[Begin Input data]

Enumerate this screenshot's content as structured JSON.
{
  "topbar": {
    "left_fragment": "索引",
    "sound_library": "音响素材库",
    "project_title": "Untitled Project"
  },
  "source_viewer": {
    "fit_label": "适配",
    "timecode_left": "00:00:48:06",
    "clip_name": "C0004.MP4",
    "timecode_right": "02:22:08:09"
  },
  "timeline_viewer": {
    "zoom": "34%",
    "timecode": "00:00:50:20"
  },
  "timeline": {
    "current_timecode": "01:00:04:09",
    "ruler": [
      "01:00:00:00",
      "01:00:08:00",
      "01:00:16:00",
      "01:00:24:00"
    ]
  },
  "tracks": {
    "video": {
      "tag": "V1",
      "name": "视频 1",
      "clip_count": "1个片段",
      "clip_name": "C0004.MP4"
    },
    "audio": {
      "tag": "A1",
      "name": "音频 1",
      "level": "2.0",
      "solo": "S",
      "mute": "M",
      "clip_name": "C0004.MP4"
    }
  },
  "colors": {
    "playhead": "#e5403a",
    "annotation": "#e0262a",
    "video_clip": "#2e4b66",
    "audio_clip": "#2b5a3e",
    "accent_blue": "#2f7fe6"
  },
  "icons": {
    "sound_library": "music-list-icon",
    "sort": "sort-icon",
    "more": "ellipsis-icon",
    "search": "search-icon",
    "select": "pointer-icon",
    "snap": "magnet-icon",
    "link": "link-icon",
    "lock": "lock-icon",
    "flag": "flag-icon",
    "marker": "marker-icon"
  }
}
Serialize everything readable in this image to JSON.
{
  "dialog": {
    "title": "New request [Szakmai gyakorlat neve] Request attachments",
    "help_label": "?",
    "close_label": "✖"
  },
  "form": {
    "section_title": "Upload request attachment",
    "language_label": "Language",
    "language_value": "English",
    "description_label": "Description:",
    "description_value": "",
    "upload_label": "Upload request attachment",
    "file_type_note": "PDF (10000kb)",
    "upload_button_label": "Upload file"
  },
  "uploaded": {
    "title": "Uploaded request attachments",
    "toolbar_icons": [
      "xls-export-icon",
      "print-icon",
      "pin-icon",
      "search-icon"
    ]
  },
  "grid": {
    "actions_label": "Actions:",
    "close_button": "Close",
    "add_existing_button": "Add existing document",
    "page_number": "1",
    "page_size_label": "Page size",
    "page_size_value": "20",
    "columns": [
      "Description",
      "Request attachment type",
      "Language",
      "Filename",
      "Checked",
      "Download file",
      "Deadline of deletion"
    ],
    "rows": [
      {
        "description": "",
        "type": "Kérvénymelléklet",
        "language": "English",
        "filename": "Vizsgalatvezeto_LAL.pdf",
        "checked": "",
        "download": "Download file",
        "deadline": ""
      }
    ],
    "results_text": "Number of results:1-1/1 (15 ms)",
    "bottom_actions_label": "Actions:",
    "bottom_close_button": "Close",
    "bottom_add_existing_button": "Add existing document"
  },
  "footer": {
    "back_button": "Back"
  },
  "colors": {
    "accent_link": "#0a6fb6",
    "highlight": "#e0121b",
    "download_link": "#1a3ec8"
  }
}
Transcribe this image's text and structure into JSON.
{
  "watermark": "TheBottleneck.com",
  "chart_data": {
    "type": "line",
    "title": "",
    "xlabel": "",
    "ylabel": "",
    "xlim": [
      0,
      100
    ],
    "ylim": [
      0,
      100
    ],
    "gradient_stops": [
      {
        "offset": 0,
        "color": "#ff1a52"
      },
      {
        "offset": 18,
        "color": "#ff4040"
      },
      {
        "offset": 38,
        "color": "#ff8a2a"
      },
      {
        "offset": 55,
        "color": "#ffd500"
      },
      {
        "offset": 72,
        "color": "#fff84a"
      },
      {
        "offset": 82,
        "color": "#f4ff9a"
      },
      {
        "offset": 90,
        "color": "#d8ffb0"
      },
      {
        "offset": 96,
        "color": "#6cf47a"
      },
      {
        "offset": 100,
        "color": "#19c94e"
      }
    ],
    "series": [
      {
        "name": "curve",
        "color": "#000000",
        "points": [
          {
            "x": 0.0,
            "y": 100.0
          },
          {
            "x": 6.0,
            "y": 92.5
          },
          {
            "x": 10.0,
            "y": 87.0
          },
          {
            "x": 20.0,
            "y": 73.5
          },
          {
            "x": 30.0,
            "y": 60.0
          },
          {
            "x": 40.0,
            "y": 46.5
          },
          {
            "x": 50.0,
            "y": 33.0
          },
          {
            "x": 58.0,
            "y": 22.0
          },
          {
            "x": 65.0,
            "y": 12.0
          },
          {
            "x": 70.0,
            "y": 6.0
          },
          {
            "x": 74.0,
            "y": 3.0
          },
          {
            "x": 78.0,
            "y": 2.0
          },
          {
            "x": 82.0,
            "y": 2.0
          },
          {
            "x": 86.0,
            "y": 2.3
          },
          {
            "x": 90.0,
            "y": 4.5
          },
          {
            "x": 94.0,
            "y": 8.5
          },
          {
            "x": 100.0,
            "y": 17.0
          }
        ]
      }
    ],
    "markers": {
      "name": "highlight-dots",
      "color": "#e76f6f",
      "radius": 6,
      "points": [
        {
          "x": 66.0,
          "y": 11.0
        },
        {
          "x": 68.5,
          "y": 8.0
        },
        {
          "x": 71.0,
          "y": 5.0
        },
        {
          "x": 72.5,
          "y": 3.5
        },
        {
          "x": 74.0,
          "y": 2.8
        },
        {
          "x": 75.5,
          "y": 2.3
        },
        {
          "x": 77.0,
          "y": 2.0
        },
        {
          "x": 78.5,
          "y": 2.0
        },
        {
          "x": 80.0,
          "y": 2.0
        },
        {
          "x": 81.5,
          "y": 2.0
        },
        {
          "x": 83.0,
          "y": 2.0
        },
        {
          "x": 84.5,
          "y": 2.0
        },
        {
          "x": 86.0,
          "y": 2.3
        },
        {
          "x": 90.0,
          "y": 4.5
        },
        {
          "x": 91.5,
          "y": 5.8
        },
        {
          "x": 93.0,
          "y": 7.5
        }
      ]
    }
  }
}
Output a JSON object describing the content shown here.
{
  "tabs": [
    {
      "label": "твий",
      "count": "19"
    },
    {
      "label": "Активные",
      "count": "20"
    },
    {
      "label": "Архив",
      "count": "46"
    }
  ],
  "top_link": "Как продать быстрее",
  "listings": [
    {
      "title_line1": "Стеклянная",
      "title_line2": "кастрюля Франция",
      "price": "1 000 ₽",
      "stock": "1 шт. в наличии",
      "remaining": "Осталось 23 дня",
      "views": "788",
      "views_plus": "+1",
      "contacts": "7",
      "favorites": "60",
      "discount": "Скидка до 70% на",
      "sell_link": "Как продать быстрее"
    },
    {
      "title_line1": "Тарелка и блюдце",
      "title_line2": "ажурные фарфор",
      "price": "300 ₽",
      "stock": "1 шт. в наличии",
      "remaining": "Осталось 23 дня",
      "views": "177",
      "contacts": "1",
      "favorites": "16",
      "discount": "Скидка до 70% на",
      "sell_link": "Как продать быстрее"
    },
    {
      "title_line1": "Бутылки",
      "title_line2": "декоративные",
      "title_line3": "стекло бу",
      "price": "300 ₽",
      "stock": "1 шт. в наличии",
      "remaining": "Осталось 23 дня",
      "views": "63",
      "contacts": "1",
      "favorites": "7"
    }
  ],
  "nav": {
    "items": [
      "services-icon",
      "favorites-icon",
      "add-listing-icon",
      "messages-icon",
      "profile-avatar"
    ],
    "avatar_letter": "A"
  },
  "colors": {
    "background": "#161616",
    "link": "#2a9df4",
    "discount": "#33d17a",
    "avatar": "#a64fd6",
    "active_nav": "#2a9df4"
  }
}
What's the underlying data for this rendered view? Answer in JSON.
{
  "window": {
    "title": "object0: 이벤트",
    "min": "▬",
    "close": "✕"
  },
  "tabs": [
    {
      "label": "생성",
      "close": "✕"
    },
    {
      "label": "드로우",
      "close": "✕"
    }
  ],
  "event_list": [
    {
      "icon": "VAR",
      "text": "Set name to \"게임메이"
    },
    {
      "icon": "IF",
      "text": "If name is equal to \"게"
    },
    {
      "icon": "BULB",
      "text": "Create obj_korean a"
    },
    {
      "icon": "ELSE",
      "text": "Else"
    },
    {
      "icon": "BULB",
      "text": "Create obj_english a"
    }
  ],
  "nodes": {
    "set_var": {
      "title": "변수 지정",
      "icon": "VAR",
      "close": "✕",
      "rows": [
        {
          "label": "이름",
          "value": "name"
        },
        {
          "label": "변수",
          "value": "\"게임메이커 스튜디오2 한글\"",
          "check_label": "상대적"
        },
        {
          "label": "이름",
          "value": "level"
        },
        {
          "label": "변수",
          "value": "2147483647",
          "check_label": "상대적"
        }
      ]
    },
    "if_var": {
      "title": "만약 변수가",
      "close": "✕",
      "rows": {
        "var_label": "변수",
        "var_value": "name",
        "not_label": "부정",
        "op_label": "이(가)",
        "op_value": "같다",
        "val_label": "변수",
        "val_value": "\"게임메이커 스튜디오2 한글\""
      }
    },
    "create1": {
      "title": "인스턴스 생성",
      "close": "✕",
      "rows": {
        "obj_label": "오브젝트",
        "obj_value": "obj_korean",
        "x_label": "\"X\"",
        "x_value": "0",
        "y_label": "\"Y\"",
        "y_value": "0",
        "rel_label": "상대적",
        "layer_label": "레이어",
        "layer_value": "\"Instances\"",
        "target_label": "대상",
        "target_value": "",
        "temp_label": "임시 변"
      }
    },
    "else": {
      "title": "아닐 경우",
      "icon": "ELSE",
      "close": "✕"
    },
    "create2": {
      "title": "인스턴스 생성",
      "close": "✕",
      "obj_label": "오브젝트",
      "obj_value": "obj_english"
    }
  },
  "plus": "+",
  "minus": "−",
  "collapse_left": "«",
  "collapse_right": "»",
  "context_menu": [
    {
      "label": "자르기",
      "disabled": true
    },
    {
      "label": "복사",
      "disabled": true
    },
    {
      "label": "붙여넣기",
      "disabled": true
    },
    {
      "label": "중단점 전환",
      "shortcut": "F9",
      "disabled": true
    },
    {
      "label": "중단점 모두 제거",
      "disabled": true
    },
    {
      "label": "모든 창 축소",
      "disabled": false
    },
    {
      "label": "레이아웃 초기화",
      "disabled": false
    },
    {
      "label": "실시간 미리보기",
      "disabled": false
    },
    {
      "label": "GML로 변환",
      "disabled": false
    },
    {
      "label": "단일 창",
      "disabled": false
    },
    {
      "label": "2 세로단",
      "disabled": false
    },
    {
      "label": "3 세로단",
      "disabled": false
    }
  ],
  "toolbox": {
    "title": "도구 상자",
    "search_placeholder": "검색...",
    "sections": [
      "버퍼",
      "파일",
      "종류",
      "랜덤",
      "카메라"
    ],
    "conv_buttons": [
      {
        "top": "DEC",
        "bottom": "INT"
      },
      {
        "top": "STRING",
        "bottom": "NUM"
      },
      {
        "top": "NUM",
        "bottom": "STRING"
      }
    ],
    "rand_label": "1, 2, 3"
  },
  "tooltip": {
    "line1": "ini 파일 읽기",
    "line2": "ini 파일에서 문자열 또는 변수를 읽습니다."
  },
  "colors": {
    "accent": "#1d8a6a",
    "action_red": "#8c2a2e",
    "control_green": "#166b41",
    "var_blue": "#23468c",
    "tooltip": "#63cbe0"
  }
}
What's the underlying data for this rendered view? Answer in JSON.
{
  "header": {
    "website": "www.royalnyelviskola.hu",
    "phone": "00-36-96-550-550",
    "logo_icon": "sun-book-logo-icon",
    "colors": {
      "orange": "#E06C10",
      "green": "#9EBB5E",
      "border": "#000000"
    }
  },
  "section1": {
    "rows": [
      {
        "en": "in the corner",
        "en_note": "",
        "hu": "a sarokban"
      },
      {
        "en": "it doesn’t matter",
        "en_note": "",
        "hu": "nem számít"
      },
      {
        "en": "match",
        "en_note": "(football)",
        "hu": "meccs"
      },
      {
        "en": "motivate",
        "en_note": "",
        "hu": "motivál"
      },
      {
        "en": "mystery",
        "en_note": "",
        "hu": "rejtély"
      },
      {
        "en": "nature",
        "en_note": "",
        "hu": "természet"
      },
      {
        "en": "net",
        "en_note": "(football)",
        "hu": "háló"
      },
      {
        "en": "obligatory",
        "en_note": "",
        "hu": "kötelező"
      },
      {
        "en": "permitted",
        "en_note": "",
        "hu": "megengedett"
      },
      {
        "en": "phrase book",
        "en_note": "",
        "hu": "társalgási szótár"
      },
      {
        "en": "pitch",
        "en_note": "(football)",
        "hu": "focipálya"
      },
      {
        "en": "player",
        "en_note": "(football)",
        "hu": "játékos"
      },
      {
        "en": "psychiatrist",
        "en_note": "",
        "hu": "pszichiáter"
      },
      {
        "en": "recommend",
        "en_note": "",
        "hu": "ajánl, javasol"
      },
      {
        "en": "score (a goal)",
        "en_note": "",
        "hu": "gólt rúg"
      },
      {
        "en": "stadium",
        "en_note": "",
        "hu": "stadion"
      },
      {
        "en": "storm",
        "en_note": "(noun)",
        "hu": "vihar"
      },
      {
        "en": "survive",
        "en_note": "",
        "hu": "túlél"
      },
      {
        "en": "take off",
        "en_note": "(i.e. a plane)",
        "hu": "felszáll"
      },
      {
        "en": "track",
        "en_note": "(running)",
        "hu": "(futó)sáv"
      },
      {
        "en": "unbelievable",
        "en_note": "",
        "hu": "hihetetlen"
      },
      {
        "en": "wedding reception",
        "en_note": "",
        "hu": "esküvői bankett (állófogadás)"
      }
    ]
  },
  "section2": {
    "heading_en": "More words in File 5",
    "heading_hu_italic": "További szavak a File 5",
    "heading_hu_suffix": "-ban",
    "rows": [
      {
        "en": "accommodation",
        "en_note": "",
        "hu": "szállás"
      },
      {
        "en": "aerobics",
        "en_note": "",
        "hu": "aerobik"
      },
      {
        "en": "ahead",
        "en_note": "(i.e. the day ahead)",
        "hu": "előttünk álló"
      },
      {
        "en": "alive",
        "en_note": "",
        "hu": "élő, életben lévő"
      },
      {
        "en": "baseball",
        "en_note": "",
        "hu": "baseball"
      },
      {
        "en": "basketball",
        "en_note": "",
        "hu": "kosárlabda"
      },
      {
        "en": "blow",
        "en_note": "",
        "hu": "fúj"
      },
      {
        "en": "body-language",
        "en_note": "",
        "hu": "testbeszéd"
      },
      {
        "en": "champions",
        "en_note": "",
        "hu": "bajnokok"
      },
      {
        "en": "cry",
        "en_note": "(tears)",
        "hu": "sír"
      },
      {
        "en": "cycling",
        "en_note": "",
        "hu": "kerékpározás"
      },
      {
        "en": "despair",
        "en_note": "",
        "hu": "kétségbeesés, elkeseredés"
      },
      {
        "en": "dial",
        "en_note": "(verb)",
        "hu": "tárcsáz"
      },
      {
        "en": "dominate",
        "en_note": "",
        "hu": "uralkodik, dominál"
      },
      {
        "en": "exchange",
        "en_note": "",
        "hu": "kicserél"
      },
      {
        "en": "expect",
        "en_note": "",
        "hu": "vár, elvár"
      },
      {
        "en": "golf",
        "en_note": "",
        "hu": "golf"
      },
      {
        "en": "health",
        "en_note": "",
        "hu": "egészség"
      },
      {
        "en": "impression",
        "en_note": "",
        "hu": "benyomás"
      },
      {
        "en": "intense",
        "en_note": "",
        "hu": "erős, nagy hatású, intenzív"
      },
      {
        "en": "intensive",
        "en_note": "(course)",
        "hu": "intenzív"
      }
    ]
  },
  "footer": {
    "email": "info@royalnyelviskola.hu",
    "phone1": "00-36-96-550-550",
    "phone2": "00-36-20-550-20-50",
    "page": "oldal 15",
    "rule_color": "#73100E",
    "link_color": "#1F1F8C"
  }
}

[End Input data]

## What to produce
Locate the lines above that hold the word "게임메이커". Show every one of them.

## The result
          "value": "\"게임메이커 스튜디오2 한글\"",
        "val_value": "\"게임메이커 스튜디오2 한글\""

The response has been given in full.